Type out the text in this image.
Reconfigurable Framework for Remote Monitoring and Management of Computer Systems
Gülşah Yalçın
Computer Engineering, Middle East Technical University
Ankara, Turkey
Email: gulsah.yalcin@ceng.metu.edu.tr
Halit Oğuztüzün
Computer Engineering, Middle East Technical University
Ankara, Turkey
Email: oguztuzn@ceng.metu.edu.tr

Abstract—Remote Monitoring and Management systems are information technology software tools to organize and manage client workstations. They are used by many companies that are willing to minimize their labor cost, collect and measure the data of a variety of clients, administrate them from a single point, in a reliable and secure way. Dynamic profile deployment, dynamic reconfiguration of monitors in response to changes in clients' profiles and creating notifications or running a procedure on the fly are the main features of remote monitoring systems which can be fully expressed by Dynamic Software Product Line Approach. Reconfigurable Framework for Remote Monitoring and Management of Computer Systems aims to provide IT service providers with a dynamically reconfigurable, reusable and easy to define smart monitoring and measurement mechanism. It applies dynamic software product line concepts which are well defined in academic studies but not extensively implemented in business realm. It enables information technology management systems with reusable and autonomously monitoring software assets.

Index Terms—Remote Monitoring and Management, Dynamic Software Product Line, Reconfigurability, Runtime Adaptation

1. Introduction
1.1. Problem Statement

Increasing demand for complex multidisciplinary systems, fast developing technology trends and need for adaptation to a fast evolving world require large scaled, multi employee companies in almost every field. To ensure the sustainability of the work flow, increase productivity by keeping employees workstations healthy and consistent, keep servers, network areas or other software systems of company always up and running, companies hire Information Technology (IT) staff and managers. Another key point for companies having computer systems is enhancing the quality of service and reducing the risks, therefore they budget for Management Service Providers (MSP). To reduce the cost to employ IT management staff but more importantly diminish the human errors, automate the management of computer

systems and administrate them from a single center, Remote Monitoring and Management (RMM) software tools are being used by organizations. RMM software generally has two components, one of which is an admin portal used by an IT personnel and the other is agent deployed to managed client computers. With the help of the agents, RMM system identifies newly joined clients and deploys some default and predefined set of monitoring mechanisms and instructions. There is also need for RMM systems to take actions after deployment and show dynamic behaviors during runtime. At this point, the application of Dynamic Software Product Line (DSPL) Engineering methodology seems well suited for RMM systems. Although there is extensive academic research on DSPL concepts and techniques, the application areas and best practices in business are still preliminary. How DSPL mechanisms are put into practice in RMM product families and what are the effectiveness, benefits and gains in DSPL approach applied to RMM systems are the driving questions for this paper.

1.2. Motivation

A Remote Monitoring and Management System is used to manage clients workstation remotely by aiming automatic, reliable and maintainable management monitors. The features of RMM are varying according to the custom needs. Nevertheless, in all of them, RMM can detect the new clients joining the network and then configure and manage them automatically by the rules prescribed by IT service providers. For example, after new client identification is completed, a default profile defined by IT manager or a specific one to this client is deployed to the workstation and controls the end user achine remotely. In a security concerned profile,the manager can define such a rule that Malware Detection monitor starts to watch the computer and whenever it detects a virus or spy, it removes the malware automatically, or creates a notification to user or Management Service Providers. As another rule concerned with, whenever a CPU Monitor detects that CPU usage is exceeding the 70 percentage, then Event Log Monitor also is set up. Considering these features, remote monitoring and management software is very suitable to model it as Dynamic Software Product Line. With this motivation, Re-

+++

Action item: The material must be reproduced word for word.

Written reply:
Type out the text in this image.
Reconfigurable Framework for Remote Monitoring and Management of Computer Systems
Gülşah Yalçın
Computer Engineering, Middle East Technical University
Ankara, Turkey
Email: gulsah.yalcin@ceng.metu.edu.tr
Halit Oğuztüzün
Computer Engineering, Middle East Technical University
Ankara, Turkey
Email: oguztuzn@ceng.metu.edu.tr

Abstract—Remote Monitoring and Management systems are information technology software tools to organize and manage client workstations. They are used by many companies that are willing to minimize their labor cost, collect and measure the data of a variety of clients, administrate them from a single point, in a reliable and secure way. Dynamic profile deployment, dynamic reconfiguration of monitors in response to changes in clients' profiles and creating notifications or running a procedure on the fly are the main features of remote monitoring systems which can be fully expressed by Dynamic Software Product Line Approach. Reconfigurable Framework for Remote Monitoring and Management of Computer Systems aims to provide IT service providers with a dynamically reconfigurable, reusable and easy to define smart monitoring and measurement mechanism. It applies dynamic software product line concepts which are well defined in academic studies but not extensively implemented in business realm. It enables information technology management systems with reusable and autonomously monitoring software assets.

Index Terms—Remote Monitoring and Management, Dynamic Software Product Line, Reconfigurability, Runtime Adaptation

1. Introduction
1.1. Problem Statement

Increasing demand for complex multidisciplinary systems, fast developing technology trends and need for adaptation to a fast evolving world require large scaled, multi employee companies in almost every field. To ensure the sustainability of the work flow, increase productivity by keeping employees workstations healthy and consistent, keep servers, network areas or other software systems of company always up and running, companies hire Information Technology (IT) staff and managers. Another key point for companies having computer systems is enhancing the quality of service and reducing the risks, therefore they budget for Management Service Providers (MSP). To reduce the cost to employ IT management staff but more importantly diminish the human errors, automate the management of computer

systems and administrate them from a single center, Remote Monitoring and Management (RMM) software tools are being used by organizations. RMM software generally has two components, one of which is an admin portal used by an IT personnel and the other is agent deployed to managed client computers. With the help of the agents, RMM system identifies newly joined clients and deploys some default and predefined set of monitoring mechanisms and instructions. There is also need for RMM systems to take actions after deployment and show dynamic behaviors during runtime. At this point, the application of Dynamic Software Product Line (DSPL) Engineering methodology seems well suited for RMM systems. Although there is extensive academic research on DSPL concepts and techniques, the application areas and best practices in business are still preliminary. How DSPL mechanisms are put into practice in RMM product families and what are the effectiveness, benefits and gains in DSPL approach applied to RMM systems are the driving questions for this paper.

1.2. Motivation

A Remote Monitoring and Management System is used to manage clients workstation remotely by aiming automatic, reliable and maintainable management monitors. The features of RMM are varying according to the custom needs. Nevertheless, in all of them, RMM can detect the new clients joining the network and then configure and manage them automatically by the rules prescribed by IT service providers. For example, after new client identification is completed, a default profile defined by IT manager or a specific one to this client is deployed to the workstation and controls the end user achine remotely. In a security concerned profile,the manager can define such a rule that Malware Detection monitor starts to watch the computer and whenever it detects a virus or spy, it removes the malware automatically, or creates a notification to user or Management Service Providers. As another rule concerned with, whenever a CPU Monitor detects that CPU usage is exceeding the 70 percentage, then Event Log Monitor also is set up. Considering these features, remote monitoring and management software is very suitable to model it as Dynamic Software Product Line. With this motivation, Re-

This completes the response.